**RECORDS FOR THE EXERCISE:**
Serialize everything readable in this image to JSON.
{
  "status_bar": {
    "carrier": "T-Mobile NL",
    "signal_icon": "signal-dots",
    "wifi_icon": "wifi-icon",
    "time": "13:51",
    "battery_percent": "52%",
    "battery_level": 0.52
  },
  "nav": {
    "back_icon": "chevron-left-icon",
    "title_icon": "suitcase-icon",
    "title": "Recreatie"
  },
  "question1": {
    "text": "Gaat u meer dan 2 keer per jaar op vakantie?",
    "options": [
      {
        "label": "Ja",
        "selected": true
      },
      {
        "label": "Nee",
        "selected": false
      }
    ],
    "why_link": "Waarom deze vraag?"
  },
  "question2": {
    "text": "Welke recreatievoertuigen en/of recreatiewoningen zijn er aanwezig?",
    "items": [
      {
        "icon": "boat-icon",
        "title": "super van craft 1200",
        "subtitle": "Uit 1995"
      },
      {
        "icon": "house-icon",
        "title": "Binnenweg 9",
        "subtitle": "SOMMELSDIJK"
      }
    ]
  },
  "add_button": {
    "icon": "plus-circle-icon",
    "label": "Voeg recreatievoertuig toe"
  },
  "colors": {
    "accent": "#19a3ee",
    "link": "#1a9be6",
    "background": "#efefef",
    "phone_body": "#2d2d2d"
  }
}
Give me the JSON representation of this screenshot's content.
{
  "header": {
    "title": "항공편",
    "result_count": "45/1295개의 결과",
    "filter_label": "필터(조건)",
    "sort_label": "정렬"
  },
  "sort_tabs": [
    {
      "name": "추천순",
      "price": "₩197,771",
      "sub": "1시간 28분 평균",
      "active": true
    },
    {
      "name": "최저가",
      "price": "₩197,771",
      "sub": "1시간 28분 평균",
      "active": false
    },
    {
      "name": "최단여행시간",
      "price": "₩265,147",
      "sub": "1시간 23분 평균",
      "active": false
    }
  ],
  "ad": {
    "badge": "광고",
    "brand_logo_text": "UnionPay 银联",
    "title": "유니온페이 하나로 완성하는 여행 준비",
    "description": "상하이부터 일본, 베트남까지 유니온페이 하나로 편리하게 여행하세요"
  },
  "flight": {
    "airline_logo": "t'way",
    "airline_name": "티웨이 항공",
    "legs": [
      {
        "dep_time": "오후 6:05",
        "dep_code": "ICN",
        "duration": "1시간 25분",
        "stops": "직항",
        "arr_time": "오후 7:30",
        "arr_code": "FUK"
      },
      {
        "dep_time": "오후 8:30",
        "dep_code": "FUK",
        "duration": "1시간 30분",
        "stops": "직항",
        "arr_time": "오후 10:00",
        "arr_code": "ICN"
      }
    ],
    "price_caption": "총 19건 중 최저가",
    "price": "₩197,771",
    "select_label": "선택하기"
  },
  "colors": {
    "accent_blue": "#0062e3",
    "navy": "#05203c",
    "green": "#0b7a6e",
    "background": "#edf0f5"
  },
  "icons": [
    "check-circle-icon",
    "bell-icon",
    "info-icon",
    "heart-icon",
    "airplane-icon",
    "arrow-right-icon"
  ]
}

**SET EXERCISE:** Copy out each line of the records that holds the string "circle".

**CORRECT RESPONSE:**
    "icon": "plus-circle-icon",
    "check-circle-icon",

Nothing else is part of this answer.